(Extracted records)
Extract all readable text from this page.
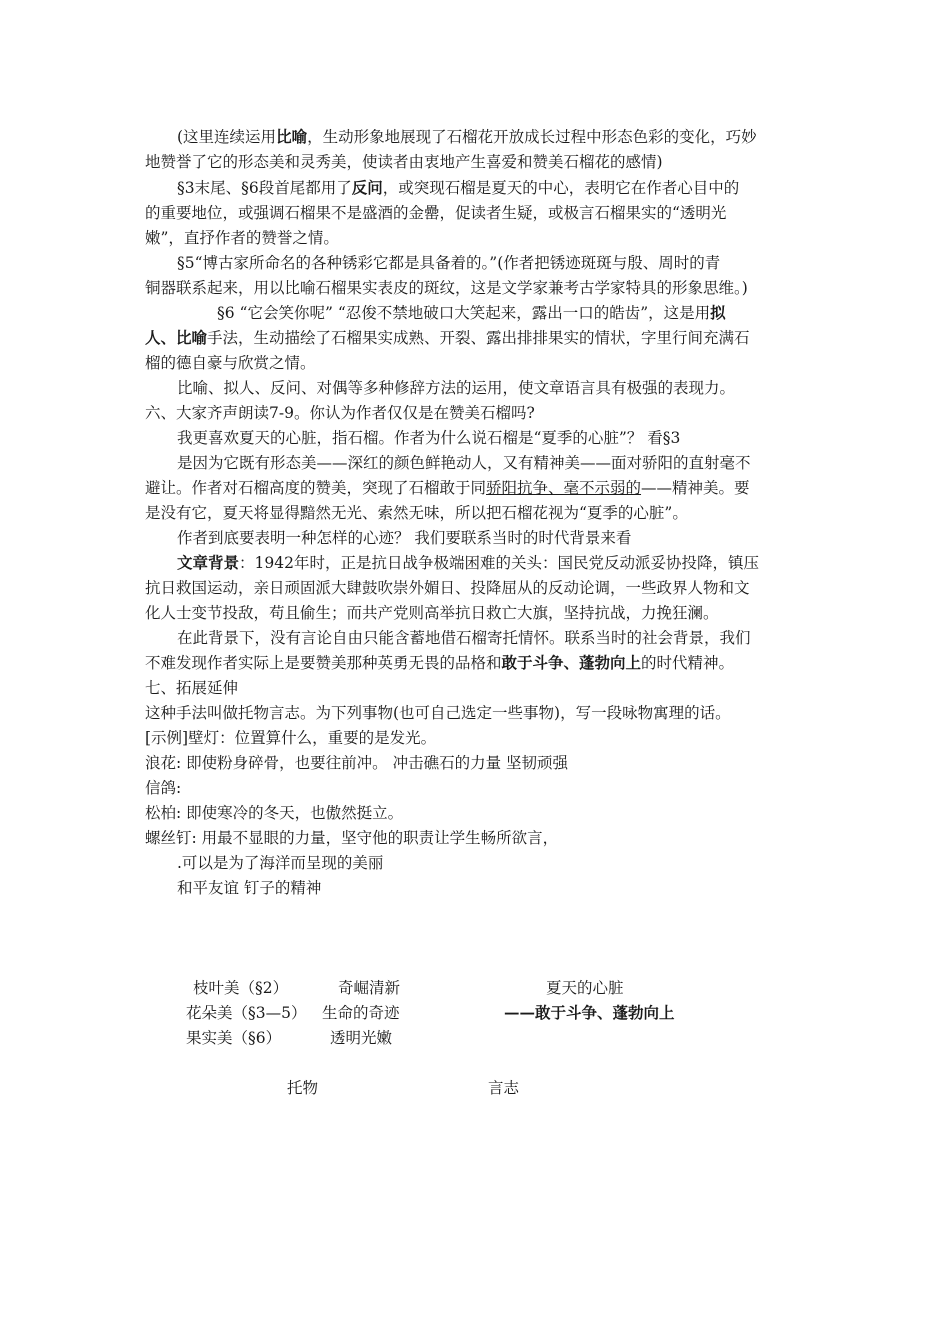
(这里连续运用比喻，生动形象地展现了石榴花开放成长过程中形态色彩的变化，巧妙
地赞誉了它的形态美和灵秀美，使读者由衷地产生喜爱和赞美石榴花的感情)
§3末尾、§6段首尾都用了反问，或突现石榴是夏天的中心，表明它在作者心目中的
的重要地位，或强调石榴果不是盛酒的金罍，促读者生疑，或极言石榴果实的“透明光
嫩”，直抒作者的赞誉之情。
§5“博古家所命名的各种锈彩它都是具备着的。”(作者把锈迹斑斑与殷、周时的青
铜器联系起来，用以比喻石榴果实表皮的斑纹，这是文学家兼考古学家特具的形象思维。)
§6 “它会笑你呢” “忍俊不禁地破口大笑起来，露出一口的皓齿”，这是用拟
人、比喻手法，生动描绘了石榴果实成熟、开裂、露出排排果实的情状，字里行间充满石
榴的德自豪与欣赏之情。
比喻、拟人、反问、对偶等多种修辞方法的运用，使文章语言具有极强的表现力。
六、大家齐声朗读7-9。你认为作者仅仅是在赞美石榴吗?
我更喜欢夏天的心脏，指石榴。作者为什么说石榴是“夏季的心脏”？ 看§3
是因为它既有形态美——深红的颜色鲜艳动人，又有精神美——面对骄阳的直射毫不
避让。作者对石榴高度的赞美，突现了石榴敢于同骄阳抗争、毫不示弱的——精神美。要
是没有它，夏天将显得黯然无光、索然无味，所以把石榴花视为“夏季的心脏”。
作者到底要表明一种怎样的心迹？ 我们要联系当时的时代背景来看
文章背景：1942年时，正是抗日战争极端困难的关头：国民党反动派妥协投降，镇压
抗日救国运动，亲日顽固派大肆鼓吹崇外媚日、投降屈从的反动论调，一些政界人物和文
化人士变节投敌，苟且偷生；而共产党则高举抗日救亡大旗，坚持抗战，力挽狂澜。
在此背景下，没有言论自由只能含蓄地借石榴寄托情怀。联系当时的社会背景，我们
不难发现作者实际上是要赞美那种英勇无畏的品格和敢于斗争、蓬勃向上的时代精神。
七、拓展延伸
这种手法叫做托物言志。为下列事物(也可自己选定一些事物)，写一段咏物寓理的话。
[示例]壁灯：位置算什么，重要的是发光。
浪花: 即使粉身碎骨，也要往前冲。 冲击礁石的力量 坚韧顽强
信鸽:
松柏: 即使寒冷的冬天，也傲然挺立。
螺丝钉: 用最不显眼的力量，坚守他的职责让学生畅所欲言，
.可以是为了海洋而呈现的美丽
和平友谊 钉子的精神
枝叶美（§2）	奇崛清新	夏天的心脏
花朵美（§3—5） 生命的奇迹	——敢于斗争、蓬勃向上
果实美（§6）	透明光嫩
托物	言志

_Aim:_
Lines from the records above that hold "夏季的心脏" are the ones to list.

_Completed exercise:_
我更喜欢夏天的心脏，指石榴。作者为什么说石榴是“夏季的心脏”？ 看§3
是没有它，夏天将显得黯然无光、索然无味，所以把石榴花视为“夏季的心脏”。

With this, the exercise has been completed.